Your task is to repeat the entries underneath exactly, minus the pictures.

### [Stored records]
_____
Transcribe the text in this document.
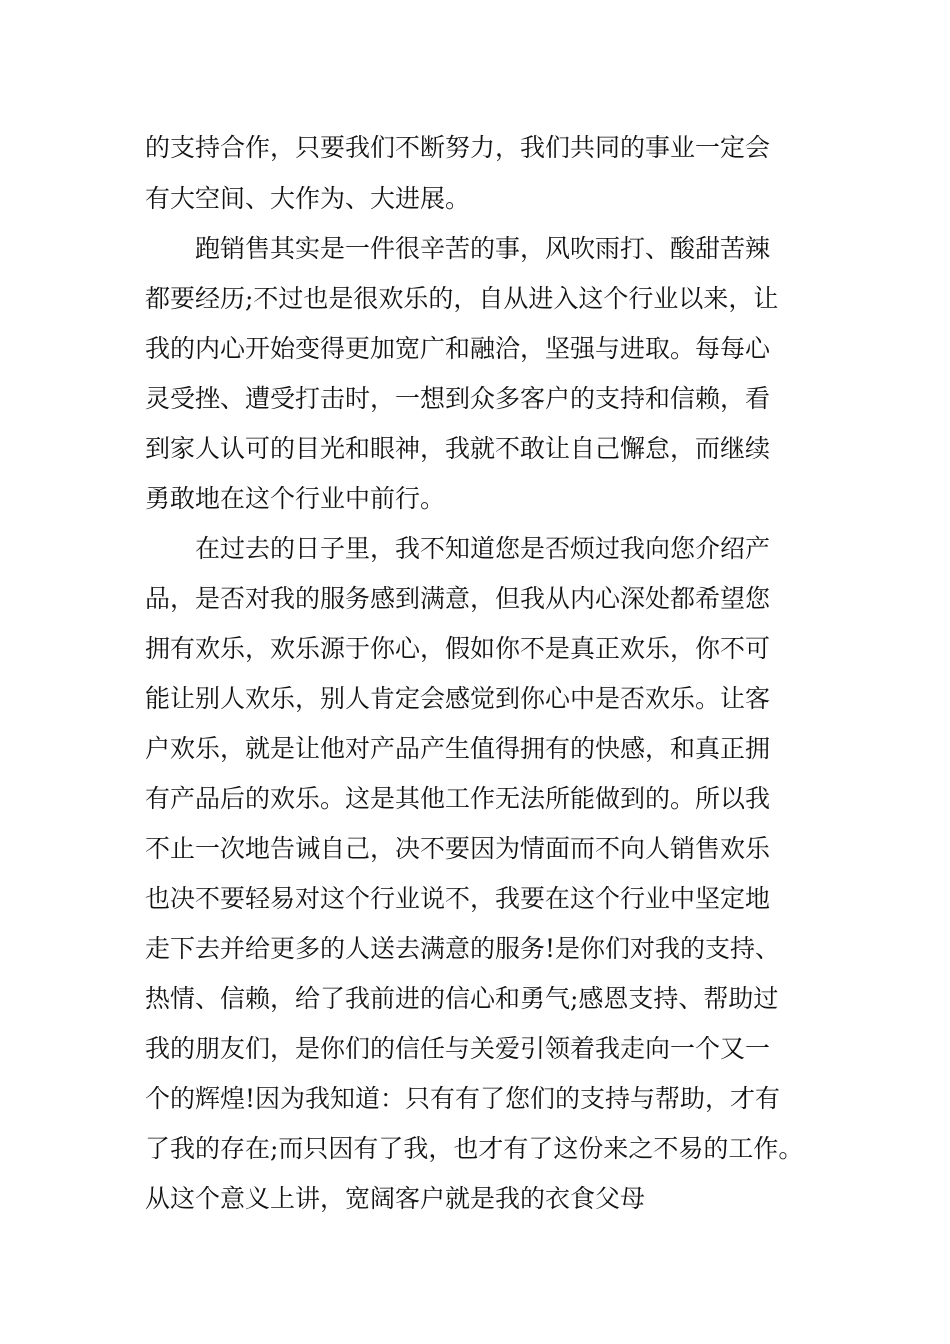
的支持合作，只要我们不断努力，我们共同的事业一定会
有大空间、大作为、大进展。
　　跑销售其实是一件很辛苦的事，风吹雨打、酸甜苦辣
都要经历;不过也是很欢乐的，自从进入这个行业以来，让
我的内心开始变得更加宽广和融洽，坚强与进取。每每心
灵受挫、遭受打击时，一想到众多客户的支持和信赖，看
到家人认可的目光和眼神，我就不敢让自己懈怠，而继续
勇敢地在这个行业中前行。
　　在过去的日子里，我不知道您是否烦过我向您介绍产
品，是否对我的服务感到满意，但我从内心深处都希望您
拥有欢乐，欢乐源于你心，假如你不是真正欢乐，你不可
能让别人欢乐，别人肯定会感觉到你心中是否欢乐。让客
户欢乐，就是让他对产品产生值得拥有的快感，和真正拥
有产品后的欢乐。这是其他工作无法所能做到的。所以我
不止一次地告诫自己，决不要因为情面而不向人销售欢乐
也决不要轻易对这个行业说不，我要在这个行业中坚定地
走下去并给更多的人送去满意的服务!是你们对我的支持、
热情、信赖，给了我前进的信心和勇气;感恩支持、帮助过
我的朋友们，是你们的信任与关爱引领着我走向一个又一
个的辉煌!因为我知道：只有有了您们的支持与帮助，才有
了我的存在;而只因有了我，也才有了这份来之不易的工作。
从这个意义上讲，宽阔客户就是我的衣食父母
_____
### [Output of the exercise]
Transcribe the text in this document.
的支持合作，只要我们不断努力，我们共同的事业一定会
有大空间、大作为、大进展。
　　跑销售其实是一件很辛苦的事，风吹雨打、酸甜苦辣
都要经历;不过也是很欢乐的，自从进入这个行业以来，让
我的内心开始变得更加宽广和融洽，坚强与进取。每每心
灵受挫、遭受打击时，一想到众多客户的支持和信赖，看
到家人认可的目光和眼神，我就不敢让自己懈怠，而继续
勇敢地在这个行业中前行。
　　在过去的日子里，我不知道您是否烦过我向您介绍产
品，是否对我的服务感到满意，但我从内心深处都希望您
拥有欢乐，欢乐源于你心，假如你不是真正欢乐，你不可
能让别人欢乐，别人肯定会感觉到你心中是否欢乐。让客
户欢乐，就是让他对产品产生值得拥有的快感，和真正拥
有产品后的欢乐。这是其他工作无法所能做到的。所以我
不止一次地告诫自己，决不要因为情面而不向人销售欢乐
也决不要轻易对这个行业说不，我要在这个行业中坚定地
走下去并给更多的人送去满意的服务!是你们对我的支持、
热情、信赖，给了我前进的信心和勇气;感恩支持、帮助过
我的朋友们，是你们的信任与关爱引领着我走向一个又一
个的辉煌!因为我知道：只有有了您们的支持与帮助，才有
了我的存在;而只因有了我，也才有了这份来之不易的工作。
从这个意义上讲，宽阔客户就是我的衣食父母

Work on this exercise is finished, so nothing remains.